_Aim_
Rewrite the rows below, replacing every "interactable" with "clickable" and leaving everything else unchanged.

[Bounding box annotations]
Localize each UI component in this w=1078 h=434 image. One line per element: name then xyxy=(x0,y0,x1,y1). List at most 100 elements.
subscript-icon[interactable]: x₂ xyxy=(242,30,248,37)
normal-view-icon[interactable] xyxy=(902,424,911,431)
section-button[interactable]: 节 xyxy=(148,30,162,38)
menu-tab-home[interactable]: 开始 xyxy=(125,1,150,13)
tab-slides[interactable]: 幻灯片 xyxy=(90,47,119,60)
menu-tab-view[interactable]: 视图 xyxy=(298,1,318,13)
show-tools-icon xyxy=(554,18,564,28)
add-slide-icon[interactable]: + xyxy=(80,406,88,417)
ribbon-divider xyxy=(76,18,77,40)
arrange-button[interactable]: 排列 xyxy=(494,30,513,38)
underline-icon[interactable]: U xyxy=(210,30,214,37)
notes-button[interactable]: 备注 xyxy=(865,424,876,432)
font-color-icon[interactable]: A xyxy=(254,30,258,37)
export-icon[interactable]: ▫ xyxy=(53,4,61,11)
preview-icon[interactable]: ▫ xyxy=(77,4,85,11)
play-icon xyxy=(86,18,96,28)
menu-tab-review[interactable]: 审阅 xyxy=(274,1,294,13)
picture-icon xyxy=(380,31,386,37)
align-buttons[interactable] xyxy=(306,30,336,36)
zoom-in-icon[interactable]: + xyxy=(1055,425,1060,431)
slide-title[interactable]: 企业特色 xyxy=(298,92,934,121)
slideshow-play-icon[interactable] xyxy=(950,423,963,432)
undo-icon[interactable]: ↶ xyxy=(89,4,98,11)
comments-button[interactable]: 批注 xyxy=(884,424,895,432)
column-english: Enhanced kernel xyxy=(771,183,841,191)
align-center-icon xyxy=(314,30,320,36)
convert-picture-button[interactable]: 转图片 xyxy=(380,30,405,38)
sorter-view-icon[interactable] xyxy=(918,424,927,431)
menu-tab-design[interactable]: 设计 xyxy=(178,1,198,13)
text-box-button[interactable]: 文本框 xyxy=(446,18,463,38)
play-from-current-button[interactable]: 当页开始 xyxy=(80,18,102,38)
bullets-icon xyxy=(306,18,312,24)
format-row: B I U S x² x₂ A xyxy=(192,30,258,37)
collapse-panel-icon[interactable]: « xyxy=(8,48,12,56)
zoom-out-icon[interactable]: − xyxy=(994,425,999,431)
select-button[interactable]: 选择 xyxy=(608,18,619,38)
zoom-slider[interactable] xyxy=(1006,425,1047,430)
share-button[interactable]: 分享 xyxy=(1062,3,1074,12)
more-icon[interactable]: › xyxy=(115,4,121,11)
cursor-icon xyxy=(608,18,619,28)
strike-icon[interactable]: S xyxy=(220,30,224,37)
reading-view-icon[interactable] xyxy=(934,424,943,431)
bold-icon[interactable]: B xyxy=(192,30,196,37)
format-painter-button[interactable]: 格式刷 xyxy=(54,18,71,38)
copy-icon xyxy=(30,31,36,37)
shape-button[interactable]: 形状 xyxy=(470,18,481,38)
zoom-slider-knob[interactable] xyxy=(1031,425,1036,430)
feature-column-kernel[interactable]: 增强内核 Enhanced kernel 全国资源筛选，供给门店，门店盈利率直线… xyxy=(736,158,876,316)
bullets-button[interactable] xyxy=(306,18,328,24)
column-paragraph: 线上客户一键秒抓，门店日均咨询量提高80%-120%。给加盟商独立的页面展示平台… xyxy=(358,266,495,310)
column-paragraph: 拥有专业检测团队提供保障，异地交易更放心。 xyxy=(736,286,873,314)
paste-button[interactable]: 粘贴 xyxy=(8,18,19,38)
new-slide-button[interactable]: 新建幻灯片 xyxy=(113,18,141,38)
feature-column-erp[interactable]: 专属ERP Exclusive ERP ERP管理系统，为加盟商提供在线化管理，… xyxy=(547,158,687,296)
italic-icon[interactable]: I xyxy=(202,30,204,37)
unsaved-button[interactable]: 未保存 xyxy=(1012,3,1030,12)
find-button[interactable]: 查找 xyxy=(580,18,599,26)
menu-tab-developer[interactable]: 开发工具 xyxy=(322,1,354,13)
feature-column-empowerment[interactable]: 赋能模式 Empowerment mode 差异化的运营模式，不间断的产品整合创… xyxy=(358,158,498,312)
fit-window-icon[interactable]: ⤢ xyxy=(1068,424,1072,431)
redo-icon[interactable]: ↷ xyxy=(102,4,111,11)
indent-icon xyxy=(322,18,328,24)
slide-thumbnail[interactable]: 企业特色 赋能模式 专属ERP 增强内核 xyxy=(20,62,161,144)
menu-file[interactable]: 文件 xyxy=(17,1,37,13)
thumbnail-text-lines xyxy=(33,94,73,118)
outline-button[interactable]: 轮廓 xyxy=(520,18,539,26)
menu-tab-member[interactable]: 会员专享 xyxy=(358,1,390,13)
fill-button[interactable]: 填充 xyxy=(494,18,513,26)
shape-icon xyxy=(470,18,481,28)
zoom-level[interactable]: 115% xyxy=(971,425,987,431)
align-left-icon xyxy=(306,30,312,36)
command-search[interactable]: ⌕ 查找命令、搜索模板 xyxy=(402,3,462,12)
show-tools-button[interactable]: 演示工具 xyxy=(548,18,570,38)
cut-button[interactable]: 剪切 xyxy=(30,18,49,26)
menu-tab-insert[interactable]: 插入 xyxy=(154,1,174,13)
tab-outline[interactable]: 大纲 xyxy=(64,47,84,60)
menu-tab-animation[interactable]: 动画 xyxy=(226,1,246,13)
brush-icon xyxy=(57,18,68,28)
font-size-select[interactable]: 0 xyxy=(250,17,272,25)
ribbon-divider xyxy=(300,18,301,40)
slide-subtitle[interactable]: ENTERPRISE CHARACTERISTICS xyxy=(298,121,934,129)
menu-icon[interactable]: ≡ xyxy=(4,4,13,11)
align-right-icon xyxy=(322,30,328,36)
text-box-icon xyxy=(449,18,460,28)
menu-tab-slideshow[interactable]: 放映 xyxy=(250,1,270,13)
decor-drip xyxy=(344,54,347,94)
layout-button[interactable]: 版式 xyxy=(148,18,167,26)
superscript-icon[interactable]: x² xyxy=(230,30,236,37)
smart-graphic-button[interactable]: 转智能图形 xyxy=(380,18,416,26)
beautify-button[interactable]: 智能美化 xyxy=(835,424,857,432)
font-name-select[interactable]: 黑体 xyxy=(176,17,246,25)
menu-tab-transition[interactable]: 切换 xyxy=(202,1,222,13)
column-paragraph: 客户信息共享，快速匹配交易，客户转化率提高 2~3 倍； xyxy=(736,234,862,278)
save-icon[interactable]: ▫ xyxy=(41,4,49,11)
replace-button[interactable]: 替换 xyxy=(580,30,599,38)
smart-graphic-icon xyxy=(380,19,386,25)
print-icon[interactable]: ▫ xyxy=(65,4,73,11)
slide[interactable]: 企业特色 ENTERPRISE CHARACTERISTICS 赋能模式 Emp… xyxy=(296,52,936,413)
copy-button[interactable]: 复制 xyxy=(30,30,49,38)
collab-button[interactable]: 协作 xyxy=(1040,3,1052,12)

_Reply_
Localize each UI component in this w=1078 h=434 image. One line per element: name then xyxy=(x0,y0,x1,y1). List at most 100 elements.
subscript-icon[clickable]: x₂ xyxy=(242,30,248,37)
normal-view-icon[clickable] xyxy=(902,424,911,431)
section-button[clickable]: 节 xyxy=(148,30,162,38)
menu-tab-home[clickable]: 开始 xyxy=(125,1,150,13)
tab-slides[clickable]: 幻灯片 xyxy=(90,47,119,60)
menu-tab-view[clickable]: 视图 xyxy=(298,1,318,13)
show-tools-icon xyxy=(554,18,564,28)
add-slide-icon[clickable]: + xyxy=(80,406,88,417)
ribbon-divider xyxy=(76,18,77,40)
arrange-button[clickable]: 排列 xyxy=(494,30,513,38)
underline-icon[clickable]: U xyxy=(210,30,214,37)
notes-button[clickable]: 备注 xyxy=(865,424,876,432)
font-color-icon[clickable]: A xyxy=(254,30,258,37)
export-icon[clickable]: ▫ xyxy=(53,4,61,11)
preview-icon[clickable]: ▫ xyxy=(77,4,85,11)
play-icon xyxy=(86,18,96,28)
menu-tab-review[clickable]: 审阅 xyxy=(274,1,294,13)
picture-icon xyxy=(380,31,386,37)
align-buttons[clickable] xyxy=(306,30,336,36)
zoom-in-icon[clickable]: + xyxy=(1055,425,1060,431)
slide-title[clickable]: 企业特色 xyxy=(298,92,934,121)
slideshow-play-icon[clickable] xyxy=(950,423,963,432)
undo-icon[clickable]: ↶ xyxy=(89,4,98,11)
comments-button[clickable]: 批注 xyxy=(884,424,895,432)
column-english: Enhanced kernel xyxy=(771,183,841,191)
align-center-icon xyxy=(314,30,320,36)
convert-picture-button[clickable]: 转图片 xyxy=(380,30,405,38)
sorter-view-icon[clickable] xyxy=(918,424,927,431)
menu-tab-design[clickable]: 设计 xyxy=(178,1,198,13)
text-box-button[clickable]: 文本框 xyxy=(446,18,463,38)
play-from-current-button[clickable]: 当页开始 xyxy=(80,18,102,38)
bullets-icon xyxy=(306,18,312,24)
format-row: B I U S x² x₂ A xyxy=(192,30,258,37)
collapse-panel-icon[clickable]: « xyxy=(8,48,12,56)
zoom-out-icon[clickable]: − xyxy=(994,425,999,431)
select-button[clickable]: 选择 xyxy=(608,18,619,38)
zoom-slider[clickable] xyxy=(1006,425,1047,430)
share-button[clickable]: 分享 xyxy=(1062,3,1074,12)
more-icon[clickable]: › xyxy=(115,4,121,11)
cursor-icon xyxy=(608,18,619,28)
strike-icon[clickable]: S xyxy=(220,30,224,37)
reading-view-icon[clickable] xyxy=(934,424,943,431)
bold-icon[clickable]: B xyxy=(192,30,196,37)
format-painter-button[clickable]: 格式刷 xyxy=(54,18,71,38)
copy-icon xyxy=(30,31,36,37)
shape-button[clickable]: 形状 xyxy=(470,18,481,38)
zoom-slider-knob[clickable] xyxy=(1031,425,1036,430)
feature-column-kernel[clickable]: 增强内核 Enhanced kernel 全国资源筛选，供给门店，门店盈利率直线… xyxy=(736,158,876,316)
bullets-button[clickable] xyxy=(306,18,328,24)
column-paragraph: 线上客户一键秒抓，门店日均咨询量提高80%-120%。给加盟商独立的页面展示平台… xyxy=(358,266,495,310)
column-paragraph: 拥有专业检测团队提供保障，异地交易更放心。 xyxy=(736,286,873,314)
paste-button[clickable]: 粘贴 xyxy=(8,18,19,38)
new-slide-button[clickable]: 新建幻灯片 xyxy=(113,18,141,38)
feature-column-erp[clickable]: 专属ERP Exclusive ERP ERP管理系统，为加盟商提供在线化管理，… xyxy=(547,158,687,296)
italic-icon[clickable]: I xyxy=(202,30,204,37)
unsaved-button[clickable]: 未保存 xyxy=(1012,3,1030,12)
find-button[clickable]: 查找 xyxy=(580,18,599,26)
menu-tab-developer[clickable]: 开发工具 xyxy=(322,1,354,13)
feature-column-empowerment[clickable]: 赋能模式 Empowerment mode 差异化的运营模式，不间断的产品整合创… xyxy=(358,158,498,312)
fit-window-icon[clickable]: ⤢ xyxy=(1068,424,1072,431)
redo-icon[clickable]: ↷ xyxy=(102,4,111,11)
indent-icon xyxy=(322,18,328,24)
slide-thumbnail[clickable]: 企业特色 赋能模式 专属ERP 增强内核 xyxy=(20,62,161,144)
menu-file[clickable]: 文件 xyxy=(17,1,37,13)
thumbnail-text-lines xyxy=(33,94,73,118)
outline-button[clickable]: 轮廓 xyxy=(520,18,539,26)
menu-tab-member[clickable]: 会员专享 xyxy=(358,1,390,13)
fill-button[clickable]: 填充 xyxy=(494,18,513,26)
shape-icon xyxy=(470,18,481,28)
zoom-level[clickable]: 115% xyxy=(971,425,987,431)
align-left-icon xyxy=(306,30,312,36)
command-search[clickable]: ⌕ 查找命令、搜索模板 xyxy=(402,3,462,12)
show-tools-button[clickable]: 演示工具 xyxy=(548,18,570,38)
cut-button[clickable]: 剪切 xyxy=(30,18,49,26)
menu-tab-insert[clickable]: 插入 xyxy=(154,1,174,13)
tab-outline[clickable]: 大纲 xyxy=(64,47,84,60)
menu-tab-animation[clickable]: 动画 xyxy=(226,1,246,13)
brush-icon xyxy=(57,18,68,28)
font-size-select[clickable]: 0 xyxy=(250,17,272,25)
ribbon-divider xyxy=(300,18,301,40)
slide-subtitle[clickable]: ENTERPRISE CHARACTERISTICS xyxy=(298,121,934,129)
menu-icon[clickable]: ≡ xyxy=(4,4,13,11)
align-right-icon xyxy=(322,30,328,36)
text-box-icon xyxy=(449,18,460,28)
menu-tab-slideshow[clickable]: 放映 xyxy=(250,1,270,13)
decor-drip xyxy=(344,54,347,94)
layout-button[clickable]: 版式 xyxy=(148,18,167,26)
superscript-icon[clickable]: x² xyxy=(230,30,236,37)
smart-graphic-button[clickable]: 转智能图形 xyxy=(380,18,416,26)
beautify-button[clickable]: 智能美化 xyxy=(835,424,857,432)
font-name-select[clickable]: 黑体 xyxy=(176,17,246,25)
menu-tab-transition[clickable]: 切换 xyxy=(202,1,222,13)
column-paragraph: 客户信息共享，快速匹配交易，客户转化率提高 2~3 倍； xyxy=(736,234,862,278)
save-icon[clickable]: ▫ xyxy=(41,4,49,11)
replace-button[clickable]: 替换 xyxy=(580,30,599,38)
smart-graphic-icon xyxy=(380,19,386,25)
print-icon[clickable]: ▫ xyxy=(65,4,73,11)
slide[clickable]: 企业特色 ENTERPRISE CHARACTERISTICS 赋能模式 Emp… xyxy=(296,52,936,413)
copy-button[clickable]: 复制 xyxy=(30,30,49,38)
collab-button[clickable]: 协作 xyxy=(1040,3,1052,12)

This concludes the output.